* Begin DATASET EXTRACT *

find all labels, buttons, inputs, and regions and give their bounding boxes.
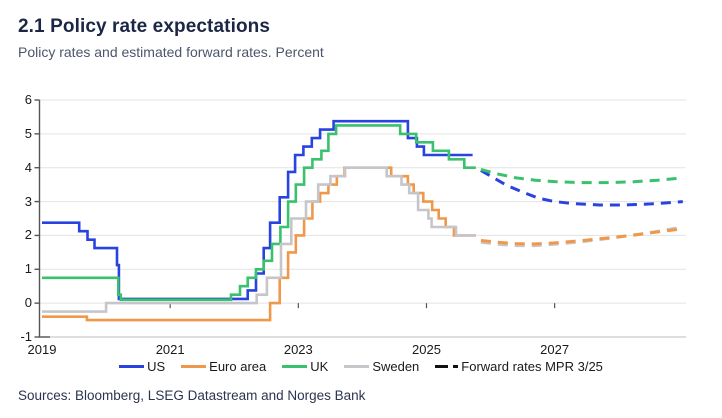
legend-label-sweden: Sweden [372,359,420,374]
chart-subtitle: Policy rates and estimated forward rates… [18,44,324,60]
y-tick-label--1: -1 [20,329,32,344]
x-tick-label-2027: 2027 [540,342,570,357]
series-uk-forward-rates-mpr-3-25 [480,167,683,185]
y-tick-label-5: 5 [24,125,32,141]
series-uk [42,124,476,302]
y-tick-label-1: 1 [24,261,32,277]
x-tick-label-2023: 2023 [283,342,313,357]
legend-swatch-line-icon [344,365,370,368]
legend-label-us: US [147,359,166,374]
x-tick-label-2025: 2025 [412,342,441,357]
legend-item-sweden: Sweden [344,359,419,374]
series-us [42,119,473,301]
chart-title: 2.1 Policy rate expectations [18,16,271,37]
legend-swatch-dashed-line-icon [435,365,459,368]
legend-item-forward-rates-mpr-3-25: Forward rates MPR 3/25 [435,359,603,374]
series-euro-area [42,166,476,322]
y-tick-label-2: 2 [24,227,32,243]
legend-swatch-line-icon [282,365,308,368]
chart-legend: US Euro area UK Sweden Forward rates MPR 3/2… [0,359,722,374]
series-sweden-forward-rates-mpr-3-25 [480,225,684,248]
legend-item-us: US [119,359,165,374]
legend-item-euro-area: Euro area [181,359,266,374]
legend-label-uk: UK [310,359,329,374]
series-us-forward-rates-mpr-3-25 [480,169,683,207]
y-tick-label-0: 0 [24,295,32,311]
x-tick-label-2021: 2021 [155,342,185,357]
series-sweden [42,166,476,313]
legend-swatch-line-icon [181,365,207,368]
series-euro-area-forward-rates-mpr-3-25 [480,227,683,246]
legend-item-uk: UK [282,359,328,374]
x-tick-label-2019: 2019 [27,342,57,357]
legend-swatch-line-icon [119,365,145,368]
y-tick-label-3: 3 [24,193,32,209]
y-tick-label-6: 6 [24,92,32,107]
legend-label-euro-area: Euro area [209,359,267,374]
source-note: Sources: Bloomberg, LSEG Datastream and … [18,388,366,403]
legend-label-forward-rates-mpr-3-25: Forward rates MPR 3/25 [461,359,603,374]
y-tick-label-4: 4 [24,159,32,175]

* End DATASET EXTRACT *

**EXERCISE**
Rewrite all of the items above with every "Euro area" changed to "Eurozone" and everything else left as it is. Leave out the picture lines.

**FULL RESPONSE**
find all labels, buttons, inputs, and regions and give their bounding boxes.
legend-label-sweden: Sweden [372,359,420,374]
chart-subtitle: Policy rates and estimated forward rates… [18,44,324,60]
y-tick-label--1: -1 [20,329,32,344]
x-tick-label-2027: 2027 [540,342,570,357]
series-uk-forward-rates-mpr-3-25 [480,167,683,185]
y-tick-label-5: 5 [24,125,32,141]
series-uk [42,124,476,302]
y-tick-label-1: 1 [24,261,32,277]
x-tick-label-2023: 2023 [283,342,313,357]
legend-swatch-line-icon [344,365,370,368]
legend-label-us: US [147,359,166,374]
x-tick-label-2025: 2025 [412,342,441,357]
legend-item-sweden: Sweden [344,359,419,374]
series-us [42,119,473,301]
chart-title: 2.1 Policy rate expectations [18,16,271,37]
legend-swatch-dashed-line-icon [435,365,459,368]
legend-item-forward-rates-mpr-3-25: Forward rates MPR 3/25 [435,359,603,374]
series-euro-area [42,166,476,322]
y-tick-label-2: 2 [24,227,32,243]
legend-swatch-line-icon [282,365,308,368]
chart-legend: US Eurozone UK Sweden Forward rates MPR 3/2… [0,359,722,374]
series-sweden-forward-rates-mpr-3-25 [480,225,684,248]
legend-item-us: US [119,359,165,374]
legend-item-euro-area: Eurozone [181,359,266,374]
legend-label-uk: UK [310,359,329,374]
series-us-forward-rates-mpr-3-25 [480,169,683,207]
y-tick-label-0: 0 [24,295,32,311]
x-tick-label-2021: 2021 [155,342,185,357]
series-sweden [42,166,476,313]
legend-swatch-line-icon [181,365,207,368]
series-euro-area-forward-rates-mpr-3-25 [480,227,683,246]
legend-item-uk: UK [282,359,328,374]
x-tick-label-2019: 2019 [27,342,57,357]
legend-swatch-line-icon [119,365,145,368]
y-tick-label-3: 3 [24,193,32,209]
y-tick-label-6: 6 [24,92,32,107]
legend-label-euro-area: Eurozone [209,359,267,374]
source-note: Sources: Bloomberg, LSEG Datastream and … [18,388,366,403]
legend-label-forward-rates-mpr-3-25: Forward rates MPR 3/25 [461,359,603,374]
y-tick-label-4: 4 [24,159,32,175]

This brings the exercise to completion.